* Start Extracted material *

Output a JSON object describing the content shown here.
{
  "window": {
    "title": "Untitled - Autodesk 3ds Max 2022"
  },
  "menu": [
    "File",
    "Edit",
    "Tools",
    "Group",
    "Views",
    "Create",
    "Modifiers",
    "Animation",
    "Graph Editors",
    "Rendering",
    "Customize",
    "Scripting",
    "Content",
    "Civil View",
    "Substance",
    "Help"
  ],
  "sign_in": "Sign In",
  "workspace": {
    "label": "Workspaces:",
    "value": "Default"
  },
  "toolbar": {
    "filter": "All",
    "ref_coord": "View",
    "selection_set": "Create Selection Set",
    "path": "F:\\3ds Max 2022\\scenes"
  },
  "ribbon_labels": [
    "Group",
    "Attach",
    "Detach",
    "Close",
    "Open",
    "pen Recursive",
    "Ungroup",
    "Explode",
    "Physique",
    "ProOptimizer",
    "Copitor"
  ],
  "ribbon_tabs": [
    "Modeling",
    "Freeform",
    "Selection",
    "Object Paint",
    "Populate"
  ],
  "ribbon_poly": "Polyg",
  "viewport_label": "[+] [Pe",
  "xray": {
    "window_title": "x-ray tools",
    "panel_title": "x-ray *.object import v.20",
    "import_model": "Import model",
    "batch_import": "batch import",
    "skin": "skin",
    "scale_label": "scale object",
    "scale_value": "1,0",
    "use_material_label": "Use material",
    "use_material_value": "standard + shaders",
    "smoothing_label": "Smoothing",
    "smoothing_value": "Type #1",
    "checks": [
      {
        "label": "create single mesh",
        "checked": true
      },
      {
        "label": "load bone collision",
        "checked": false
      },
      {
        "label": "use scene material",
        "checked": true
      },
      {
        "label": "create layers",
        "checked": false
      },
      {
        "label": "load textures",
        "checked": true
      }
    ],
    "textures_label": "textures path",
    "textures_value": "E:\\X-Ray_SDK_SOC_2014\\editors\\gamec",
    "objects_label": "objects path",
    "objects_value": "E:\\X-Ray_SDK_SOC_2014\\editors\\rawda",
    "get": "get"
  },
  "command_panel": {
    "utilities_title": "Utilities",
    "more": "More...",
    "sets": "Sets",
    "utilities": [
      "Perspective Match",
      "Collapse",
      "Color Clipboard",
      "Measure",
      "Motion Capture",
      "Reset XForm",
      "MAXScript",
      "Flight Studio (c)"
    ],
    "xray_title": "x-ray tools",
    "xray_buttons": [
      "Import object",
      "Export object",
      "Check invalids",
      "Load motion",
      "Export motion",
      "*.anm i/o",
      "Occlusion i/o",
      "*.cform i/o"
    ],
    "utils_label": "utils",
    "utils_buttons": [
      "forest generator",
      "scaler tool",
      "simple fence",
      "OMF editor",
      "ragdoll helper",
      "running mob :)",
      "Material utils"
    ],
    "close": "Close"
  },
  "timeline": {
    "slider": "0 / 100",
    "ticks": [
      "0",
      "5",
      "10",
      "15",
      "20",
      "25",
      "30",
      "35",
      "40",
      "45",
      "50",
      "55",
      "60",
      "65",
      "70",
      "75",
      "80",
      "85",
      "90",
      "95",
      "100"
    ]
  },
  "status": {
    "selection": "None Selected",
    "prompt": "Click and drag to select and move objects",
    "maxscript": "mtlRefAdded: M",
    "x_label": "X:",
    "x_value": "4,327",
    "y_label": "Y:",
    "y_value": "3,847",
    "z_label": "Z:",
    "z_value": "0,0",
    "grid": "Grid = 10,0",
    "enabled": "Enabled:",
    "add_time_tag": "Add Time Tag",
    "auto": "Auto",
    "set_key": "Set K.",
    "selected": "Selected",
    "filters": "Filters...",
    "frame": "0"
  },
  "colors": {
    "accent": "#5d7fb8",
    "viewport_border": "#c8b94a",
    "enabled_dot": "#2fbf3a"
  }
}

* End Extracted material *

Set all of the records down again, exactly as they stand.

Output a JSON object describing the content shown here.
{
  "window": {
    "title": "Untitled - Autodesk 3ds Max 2022"
  },
  "menu": [
    "File",
    "Edit",
    "Tools",
    "Group",
    "Views",
    "Create",
    "Modifiers",
    "Animation",
    "Graph Editors",
    "Rendering",
    "Customize",
    "Scripting",
    "Content",
    "Civil View",
    "Substance",
    "Help"
  ],
  "sign_in": "Sign In",
  "workspace": {
    "label": "Workspaces:",
    "value": "Default"
  },
  "toolbar": {
    "filter": "All",
    "ref_coord": "View",
    "selection_set": "Create Selection Set",
    "path": "F:\\3ds Max 2022\\scenes"
  },
  "ribbon_labels": [
    "Group",
    "Attach",
    "Detach",
    "Close",
    "Open",
    "pen Recursive",
    "Ungroup",
    "Explode",
    "Physique",
    "ProOptimizer",
    "Copitor"
  ],
  "ribbon_tabs": [
    "Modeling",
    "Freeform",
    "Selection",
    "Object Paint",
    "Populate"
  ],
  "ribbon_poly": "Polyg",
  "viewport_label": "[+] [Pe",
  "xray": {
    "window_title": "x-ray tools",
    "panel_title": "x-ray *.object import v.20",
    "import_model": "Import model",
    "batch_import": "batch import",
    "skin": "skin",
    "scale_label": "scale object",
    "scale_value": "1,0",
    "use_material_label": "Use material",
    "use_material_value": "standard + shaders",
    "smoothing_label": "Smoothing",
    "smoothing_value": "Type #1",
    "checks": [
      {
        "label": "create single mesh",
        "checked": true
      },
      {
        "label": "load bone collision",
        "checked": false
      },
      {
        "label": "use scene material",
        "checked": true
      },
      {
        "label": "create layers",
        "checked": false
      },
      {
        "label": "load textures",
        "checked": true
      }
    ],
    "textures_label": "textures path",
    "textures_value": "E:\\X-Ray_SDK_SOC_2014\\editors\\gamec",
    "objects_label": "objects path",
    "objects_value": "E:\\X-Ray_SDK_SOC_2014\\editors\\rawda",
    "get": "get"
  },
  "command_panel": {
    "utilities_title": "Utilities",
    "more": "More...",
    "sets": "Sets",
    "utilities": [
      "Perspective Match",
      "Collapse",
      "Color Clipboard",
      "Measure",
      "Motion Capture",
      "Reset XForm",
      "MAXScript",
      "Flight Studio (c)"
    ],
    "xray_title": "x-ray tools",
    "xray_buttons": [
      "Import object",
      "Export object",
      "Check invalids",
      "Load motion",
      "Export motion",
      "*.anm i/o",
      "Occlusion i/o",
      "*.cform i/o"
    ],
    "utils_label": "utils",
    "utils_buttons": [
      "forest generator",
      "scaler tool",
      "simple fence",
      "OMF editor",
      "ragdoll helper",
      "running mob :)",
      "Material utils"
    ],
    "close": "Close"
  },
  "timeline": {
    "slider": "0 / 100",
    "ticks": [
      "0",
      "5",
      "10",
      "15",
      "20",
      "25",
      "30",
      "35",
      "40",
      "45",
      "50",
      "55",
      "60",
      "65",
      "70",
      "75",
      "80",
      "85",
      "90",
      "95",
      "100"
    ]
  },
  "status": {
    "selection": "None Selected",
    "prompt": "Click and drag to select and move objects",
    "maxscript": "mtlRefAdded: M",
    "x_label": "X:",
    "x_value": "4,327",
    "y_label": "Y:",
    "y_value": "3,847",
    "z_label": "Z:",
    "z_value": "0,0",
    "grid": "Grid = 10,0",
    "enabled": "Enabled:",
    "add_time_tag": "Add Time Tag",
    "auto": "Auto",
    "set_key": "Set K.",
    "selected": "Selected",
    "filters": "Filters...",
    "frame": "0"
  },
  "colors": {
    "accent": "#5d7fb8",
    "viewport_border": "#c8b94a",
    "enabled_dot": "#2fbf3a"
  }
}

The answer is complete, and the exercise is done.